▸ Exercise:
Your answer should be a single number: the count of lines containing the string "post".
# START OF Data for the task
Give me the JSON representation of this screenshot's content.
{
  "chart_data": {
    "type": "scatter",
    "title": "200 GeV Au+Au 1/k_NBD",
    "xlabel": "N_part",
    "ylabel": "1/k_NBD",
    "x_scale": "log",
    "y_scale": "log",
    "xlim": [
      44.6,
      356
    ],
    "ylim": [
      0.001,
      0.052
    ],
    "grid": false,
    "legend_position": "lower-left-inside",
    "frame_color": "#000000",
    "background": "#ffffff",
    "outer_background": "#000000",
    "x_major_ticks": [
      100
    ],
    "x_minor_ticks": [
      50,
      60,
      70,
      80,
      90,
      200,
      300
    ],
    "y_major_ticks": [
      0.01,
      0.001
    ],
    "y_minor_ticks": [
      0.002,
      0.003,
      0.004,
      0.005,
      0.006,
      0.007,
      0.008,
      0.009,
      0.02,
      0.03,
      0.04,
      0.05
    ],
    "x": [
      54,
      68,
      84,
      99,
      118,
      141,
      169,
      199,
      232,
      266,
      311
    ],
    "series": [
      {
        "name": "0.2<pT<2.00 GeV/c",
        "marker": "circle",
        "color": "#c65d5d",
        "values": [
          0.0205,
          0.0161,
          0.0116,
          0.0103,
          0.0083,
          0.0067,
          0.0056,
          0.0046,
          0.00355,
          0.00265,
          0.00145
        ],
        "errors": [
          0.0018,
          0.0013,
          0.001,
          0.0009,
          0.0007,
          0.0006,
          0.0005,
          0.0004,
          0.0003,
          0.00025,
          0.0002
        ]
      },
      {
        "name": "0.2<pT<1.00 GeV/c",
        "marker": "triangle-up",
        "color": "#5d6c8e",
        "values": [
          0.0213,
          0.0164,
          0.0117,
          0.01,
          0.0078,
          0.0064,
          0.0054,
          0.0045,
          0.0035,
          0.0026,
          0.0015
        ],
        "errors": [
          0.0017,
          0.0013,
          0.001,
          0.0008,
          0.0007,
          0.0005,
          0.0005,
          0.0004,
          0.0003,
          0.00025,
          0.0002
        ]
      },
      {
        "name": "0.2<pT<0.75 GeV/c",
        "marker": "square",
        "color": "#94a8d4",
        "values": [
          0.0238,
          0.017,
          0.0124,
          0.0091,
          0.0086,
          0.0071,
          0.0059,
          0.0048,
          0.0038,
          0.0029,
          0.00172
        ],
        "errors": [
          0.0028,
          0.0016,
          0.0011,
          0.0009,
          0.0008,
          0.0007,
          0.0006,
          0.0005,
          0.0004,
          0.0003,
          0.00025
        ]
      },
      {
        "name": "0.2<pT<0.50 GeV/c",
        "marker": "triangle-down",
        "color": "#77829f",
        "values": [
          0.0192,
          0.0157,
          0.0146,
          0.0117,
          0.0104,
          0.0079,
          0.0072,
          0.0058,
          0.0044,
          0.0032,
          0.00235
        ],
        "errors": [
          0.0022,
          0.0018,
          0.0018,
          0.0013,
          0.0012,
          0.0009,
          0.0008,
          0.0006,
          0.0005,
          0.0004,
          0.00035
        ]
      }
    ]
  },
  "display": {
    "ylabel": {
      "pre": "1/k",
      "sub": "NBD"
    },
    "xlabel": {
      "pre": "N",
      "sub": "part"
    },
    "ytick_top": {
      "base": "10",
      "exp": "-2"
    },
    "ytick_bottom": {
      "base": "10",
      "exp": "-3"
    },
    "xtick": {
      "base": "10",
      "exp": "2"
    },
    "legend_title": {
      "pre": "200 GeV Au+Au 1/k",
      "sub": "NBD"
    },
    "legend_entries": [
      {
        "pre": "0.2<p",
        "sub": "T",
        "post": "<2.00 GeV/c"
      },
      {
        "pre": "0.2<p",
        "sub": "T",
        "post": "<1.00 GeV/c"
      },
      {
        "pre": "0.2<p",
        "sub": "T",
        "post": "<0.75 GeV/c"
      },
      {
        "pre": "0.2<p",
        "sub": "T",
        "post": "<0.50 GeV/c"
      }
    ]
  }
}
# END OF Data for the task
▸ Task solution:
4